What is required
Where a line holds the string "EGLE", return that line.
── Items
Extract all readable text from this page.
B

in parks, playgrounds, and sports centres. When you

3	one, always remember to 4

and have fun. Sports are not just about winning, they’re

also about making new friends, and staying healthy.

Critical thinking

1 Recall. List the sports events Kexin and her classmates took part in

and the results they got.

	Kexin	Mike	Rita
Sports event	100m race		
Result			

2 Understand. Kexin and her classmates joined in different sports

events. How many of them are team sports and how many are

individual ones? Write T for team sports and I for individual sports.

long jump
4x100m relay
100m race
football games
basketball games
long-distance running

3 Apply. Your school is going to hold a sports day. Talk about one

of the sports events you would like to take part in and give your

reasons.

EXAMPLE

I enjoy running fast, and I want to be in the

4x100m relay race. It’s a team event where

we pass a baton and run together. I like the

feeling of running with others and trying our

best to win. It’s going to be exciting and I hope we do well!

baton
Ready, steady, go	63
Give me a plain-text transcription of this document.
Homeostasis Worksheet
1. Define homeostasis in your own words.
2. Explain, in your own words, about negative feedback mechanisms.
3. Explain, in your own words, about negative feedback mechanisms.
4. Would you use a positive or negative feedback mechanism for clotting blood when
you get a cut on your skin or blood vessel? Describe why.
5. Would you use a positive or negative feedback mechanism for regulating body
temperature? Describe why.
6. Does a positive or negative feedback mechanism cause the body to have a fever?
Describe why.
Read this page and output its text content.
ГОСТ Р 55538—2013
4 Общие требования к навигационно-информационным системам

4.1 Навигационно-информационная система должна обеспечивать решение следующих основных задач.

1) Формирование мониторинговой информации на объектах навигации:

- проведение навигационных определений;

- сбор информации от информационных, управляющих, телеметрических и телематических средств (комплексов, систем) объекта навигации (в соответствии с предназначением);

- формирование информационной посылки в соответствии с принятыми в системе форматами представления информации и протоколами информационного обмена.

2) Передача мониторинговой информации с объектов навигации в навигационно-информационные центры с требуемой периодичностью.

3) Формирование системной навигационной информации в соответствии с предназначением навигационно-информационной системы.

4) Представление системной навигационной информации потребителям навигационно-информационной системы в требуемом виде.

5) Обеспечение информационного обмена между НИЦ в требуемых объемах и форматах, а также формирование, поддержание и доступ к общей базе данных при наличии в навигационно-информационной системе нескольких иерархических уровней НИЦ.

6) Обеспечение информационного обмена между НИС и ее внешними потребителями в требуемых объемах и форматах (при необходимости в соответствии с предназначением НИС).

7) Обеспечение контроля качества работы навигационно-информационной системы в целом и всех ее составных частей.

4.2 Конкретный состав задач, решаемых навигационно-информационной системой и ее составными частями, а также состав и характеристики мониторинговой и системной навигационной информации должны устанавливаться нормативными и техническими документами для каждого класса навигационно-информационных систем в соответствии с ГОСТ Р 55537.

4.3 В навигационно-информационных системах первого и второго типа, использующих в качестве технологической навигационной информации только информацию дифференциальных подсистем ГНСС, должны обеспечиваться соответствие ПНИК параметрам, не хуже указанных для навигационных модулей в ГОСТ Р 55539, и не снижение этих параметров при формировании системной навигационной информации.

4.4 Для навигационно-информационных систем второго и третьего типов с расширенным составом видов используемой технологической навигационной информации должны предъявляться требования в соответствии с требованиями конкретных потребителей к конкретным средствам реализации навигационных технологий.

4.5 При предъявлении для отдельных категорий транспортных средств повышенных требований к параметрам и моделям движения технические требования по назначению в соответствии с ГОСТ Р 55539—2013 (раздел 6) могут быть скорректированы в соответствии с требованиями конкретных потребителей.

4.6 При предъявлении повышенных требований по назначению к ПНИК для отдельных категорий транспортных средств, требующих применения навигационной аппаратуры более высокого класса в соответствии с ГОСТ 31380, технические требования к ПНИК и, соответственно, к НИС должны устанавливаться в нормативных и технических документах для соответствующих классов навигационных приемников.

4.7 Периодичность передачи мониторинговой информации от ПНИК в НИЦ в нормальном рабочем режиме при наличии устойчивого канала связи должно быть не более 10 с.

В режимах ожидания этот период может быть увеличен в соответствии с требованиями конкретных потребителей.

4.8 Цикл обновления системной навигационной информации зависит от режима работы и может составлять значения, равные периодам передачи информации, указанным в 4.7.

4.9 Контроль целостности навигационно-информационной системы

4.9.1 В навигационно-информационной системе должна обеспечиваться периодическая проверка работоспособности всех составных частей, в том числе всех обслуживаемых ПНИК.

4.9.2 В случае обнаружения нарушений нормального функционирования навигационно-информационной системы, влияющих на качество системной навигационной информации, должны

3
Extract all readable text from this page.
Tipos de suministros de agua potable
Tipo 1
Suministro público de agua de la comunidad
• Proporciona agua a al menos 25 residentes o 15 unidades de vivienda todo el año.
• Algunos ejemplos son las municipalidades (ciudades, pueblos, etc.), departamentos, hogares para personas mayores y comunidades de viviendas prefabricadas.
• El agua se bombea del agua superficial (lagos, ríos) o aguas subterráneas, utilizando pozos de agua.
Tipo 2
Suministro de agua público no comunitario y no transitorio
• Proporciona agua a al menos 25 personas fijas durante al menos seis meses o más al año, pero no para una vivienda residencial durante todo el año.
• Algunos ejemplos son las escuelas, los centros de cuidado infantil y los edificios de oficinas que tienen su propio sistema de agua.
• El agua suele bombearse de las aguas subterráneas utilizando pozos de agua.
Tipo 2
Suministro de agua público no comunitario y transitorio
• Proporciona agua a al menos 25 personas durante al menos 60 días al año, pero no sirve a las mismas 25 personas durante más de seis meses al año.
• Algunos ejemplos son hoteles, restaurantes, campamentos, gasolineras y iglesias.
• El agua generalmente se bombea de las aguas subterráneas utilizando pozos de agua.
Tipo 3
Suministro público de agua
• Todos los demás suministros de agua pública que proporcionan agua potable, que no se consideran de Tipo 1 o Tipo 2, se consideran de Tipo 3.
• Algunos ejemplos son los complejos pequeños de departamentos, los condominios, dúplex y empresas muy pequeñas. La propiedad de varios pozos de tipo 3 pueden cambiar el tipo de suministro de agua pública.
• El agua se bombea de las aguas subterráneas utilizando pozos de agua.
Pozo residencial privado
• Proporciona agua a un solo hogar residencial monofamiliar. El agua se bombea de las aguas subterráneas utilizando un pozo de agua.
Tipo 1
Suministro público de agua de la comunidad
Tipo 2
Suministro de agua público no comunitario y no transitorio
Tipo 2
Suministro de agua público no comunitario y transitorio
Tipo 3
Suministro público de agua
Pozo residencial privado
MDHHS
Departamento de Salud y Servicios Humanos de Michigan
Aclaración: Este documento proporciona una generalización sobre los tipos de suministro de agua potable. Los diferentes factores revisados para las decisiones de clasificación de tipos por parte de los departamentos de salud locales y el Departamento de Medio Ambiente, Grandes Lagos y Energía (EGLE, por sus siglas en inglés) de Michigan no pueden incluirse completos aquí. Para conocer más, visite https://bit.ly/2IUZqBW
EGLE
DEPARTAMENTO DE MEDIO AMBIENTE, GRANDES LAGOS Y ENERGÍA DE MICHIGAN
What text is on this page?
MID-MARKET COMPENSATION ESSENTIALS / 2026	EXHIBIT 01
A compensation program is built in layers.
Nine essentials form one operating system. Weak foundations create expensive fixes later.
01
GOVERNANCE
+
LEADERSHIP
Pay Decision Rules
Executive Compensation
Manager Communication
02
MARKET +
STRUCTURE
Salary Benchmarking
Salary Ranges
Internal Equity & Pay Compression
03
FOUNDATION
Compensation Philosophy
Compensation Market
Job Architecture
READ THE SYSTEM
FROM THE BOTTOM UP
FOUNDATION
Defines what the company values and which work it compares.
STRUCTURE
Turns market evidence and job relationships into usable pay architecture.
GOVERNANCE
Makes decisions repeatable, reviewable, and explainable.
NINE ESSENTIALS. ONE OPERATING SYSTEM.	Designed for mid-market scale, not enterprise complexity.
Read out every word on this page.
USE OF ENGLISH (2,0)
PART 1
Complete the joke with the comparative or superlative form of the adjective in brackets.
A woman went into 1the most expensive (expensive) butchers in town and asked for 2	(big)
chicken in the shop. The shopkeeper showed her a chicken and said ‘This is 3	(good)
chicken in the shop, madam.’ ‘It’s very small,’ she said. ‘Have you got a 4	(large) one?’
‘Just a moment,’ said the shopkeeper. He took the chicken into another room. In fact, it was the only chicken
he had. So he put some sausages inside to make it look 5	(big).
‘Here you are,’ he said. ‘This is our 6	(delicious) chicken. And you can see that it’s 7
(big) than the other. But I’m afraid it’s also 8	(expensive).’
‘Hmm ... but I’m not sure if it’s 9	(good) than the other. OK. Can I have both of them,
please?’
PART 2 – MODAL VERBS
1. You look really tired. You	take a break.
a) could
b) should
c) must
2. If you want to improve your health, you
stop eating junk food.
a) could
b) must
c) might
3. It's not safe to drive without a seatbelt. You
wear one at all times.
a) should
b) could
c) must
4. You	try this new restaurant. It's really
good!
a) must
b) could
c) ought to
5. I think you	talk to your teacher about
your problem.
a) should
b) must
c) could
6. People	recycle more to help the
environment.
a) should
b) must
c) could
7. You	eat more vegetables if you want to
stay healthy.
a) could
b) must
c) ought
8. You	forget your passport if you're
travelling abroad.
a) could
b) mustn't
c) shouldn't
────
Solution to this exercise
Aclaración: Este documento proporciona una generalización sobre los tipos de suministro de agua potable. Los diferentes factores revisados para las decisiones de clasificación de tipos por parte de los departamentos de salud locales y el Departamento de Medio Ambiente, Grandes Lagos y Energía (EGLE, por sus siglas en inglés) de Michigan no pueden incluirse completos aquí. Para conocer más, visite https://bit.ly/2IUZqBW
EGLE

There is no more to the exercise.